Tally the lines of the listing that contain the word "software", then give the total and nothing else.

> [RECORDS SHOWN]
* Start *
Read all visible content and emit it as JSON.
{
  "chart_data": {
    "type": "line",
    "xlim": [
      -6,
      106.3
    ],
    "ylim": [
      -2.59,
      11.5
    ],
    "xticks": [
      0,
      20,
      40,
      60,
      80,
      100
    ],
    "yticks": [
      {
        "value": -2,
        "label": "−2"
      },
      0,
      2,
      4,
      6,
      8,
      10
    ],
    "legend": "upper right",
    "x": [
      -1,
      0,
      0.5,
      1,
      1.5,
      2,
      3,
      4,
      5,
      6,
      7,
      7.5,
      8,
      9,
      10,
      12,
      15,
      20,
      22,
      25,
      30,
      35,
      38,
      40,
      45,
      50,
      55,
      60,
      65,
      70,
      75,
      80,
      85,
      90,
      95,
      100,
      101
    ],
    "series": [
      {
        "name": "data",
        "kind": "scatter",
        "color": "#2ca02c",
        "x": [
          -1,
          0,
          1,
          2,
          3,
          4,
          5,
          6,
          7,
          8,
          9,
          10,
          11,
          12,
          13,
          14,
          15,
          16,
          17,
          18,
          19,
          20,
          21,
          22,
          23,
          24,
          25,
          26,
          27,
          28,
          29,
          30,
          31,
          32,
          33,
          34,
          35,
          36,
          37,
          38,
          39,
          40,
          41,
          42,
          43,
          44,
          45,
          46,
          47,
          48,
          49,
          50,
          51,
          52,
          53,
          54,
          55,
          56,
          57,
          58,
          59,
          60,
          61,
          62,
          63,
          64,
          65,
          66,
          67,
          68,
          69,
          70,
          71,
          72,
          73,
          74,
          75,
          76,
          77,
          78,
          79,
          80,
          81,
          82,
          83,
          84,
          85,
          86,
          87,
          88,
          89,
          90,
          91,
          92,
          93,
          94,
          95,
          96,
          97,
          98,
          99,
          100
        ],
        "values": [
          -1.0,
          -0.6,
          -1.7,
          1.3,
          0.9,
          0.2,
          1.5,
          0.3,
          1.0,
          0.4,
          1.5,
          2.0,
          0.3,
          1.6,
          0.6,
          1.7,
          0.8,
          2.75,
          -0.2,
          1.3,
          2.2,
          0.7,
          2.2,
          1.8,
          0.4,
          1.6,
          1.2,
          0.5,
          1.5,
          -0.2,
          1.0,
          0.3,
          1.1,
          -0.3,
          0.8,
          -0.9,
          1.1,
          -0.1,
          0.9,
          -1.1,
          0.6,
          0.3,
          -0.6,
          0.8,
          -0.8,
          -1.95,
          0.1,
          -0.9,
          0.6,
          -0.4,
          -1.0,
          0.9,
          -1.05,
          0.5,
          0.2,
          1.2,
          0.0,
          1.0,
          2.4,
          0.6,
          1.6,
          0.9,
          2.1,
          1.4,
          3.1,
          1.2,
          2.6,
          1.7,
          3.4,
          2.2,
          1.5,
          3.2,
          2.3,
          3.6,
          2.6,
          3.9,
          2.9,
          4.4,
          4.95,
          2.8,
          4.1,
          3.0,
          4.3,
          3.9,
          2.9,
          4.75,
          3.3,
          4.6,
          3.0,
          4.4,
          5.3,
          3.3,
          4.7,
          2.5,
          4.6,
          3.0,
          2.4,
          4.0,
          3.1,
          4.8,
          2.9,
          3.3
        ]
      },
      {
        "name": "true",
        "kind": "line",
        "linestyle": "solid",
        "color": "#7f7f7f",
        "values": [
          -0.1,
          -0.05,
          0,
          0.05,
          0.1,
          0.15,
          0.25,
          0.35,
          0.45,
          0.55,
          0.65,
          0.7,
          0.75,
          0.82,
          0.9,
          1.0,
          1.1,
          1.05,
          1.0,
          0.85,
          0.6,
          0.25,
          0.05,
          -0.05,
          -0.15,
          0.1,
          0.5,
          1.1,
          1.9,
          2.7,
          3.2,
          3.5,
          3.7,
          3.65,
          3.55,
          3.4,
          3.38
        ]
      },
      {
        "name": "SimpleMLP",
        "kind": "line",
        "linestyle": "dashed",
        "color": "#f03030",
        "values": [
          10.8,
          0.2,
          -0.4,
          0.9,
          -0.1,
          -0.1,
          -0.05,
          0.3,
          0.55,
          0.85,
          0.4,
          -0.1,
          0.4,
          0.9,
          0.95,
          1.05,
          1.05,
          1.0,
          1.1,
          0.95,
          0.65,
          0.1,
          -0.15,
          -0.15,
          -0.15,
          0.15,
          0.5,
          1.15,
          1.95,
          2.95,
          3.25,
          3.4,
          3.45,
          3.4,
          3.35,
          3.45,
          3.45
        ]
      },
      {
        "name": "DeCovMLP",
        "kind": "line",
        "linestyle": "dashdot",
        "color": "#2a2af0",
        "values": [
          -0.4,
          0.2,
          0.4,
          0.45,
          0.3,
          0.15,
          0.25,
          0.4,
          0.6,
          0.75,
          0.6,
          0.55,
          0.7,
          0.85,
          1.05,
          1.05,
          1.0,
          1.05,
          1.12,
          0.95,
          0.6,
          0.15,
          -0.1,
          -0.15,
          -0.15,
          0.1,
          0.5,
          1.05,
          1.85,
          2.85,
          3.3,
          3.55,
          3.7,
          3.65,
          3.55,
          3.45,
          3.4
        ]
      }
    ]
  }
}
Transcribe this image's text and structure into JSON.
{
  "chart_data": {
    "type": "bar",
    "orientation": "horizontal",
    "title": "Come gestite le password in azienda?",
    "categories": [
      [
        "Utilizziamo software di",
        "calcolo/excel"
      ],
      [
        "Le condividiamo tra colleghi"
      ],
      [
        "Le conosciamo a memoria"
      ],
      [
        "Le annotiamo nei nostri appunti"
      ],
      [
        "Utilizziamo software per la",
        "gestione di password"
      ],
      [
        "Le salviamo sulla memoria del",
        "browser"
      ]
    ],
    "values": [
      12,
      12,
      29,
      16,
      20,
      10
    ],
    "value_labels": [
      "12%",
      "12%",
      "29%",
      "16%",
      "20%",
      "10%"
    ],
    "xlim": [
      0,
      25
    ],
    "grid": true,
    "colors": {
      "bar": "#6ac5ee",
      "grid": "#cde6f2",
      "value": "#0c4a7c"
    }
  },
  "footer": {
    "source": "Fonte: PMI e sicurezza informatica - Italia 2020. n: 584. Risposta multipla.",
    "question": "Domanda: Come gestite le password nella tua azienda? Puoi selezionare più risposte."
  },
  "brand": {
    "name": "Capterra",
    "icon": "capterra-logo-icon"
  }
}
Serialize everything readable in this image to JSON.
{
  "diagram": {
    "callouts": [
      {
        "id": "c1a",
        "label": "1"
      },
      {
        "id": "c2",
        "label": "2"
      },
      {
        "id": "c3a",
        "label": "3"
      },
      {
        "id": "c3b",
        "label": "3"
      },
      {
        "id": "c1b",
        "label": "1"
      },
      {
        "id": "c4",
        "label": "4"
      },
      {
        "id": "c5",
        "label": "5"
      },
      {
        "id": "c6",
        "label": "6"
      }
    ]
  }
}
* End *
> [CORRECT ANSWER]
2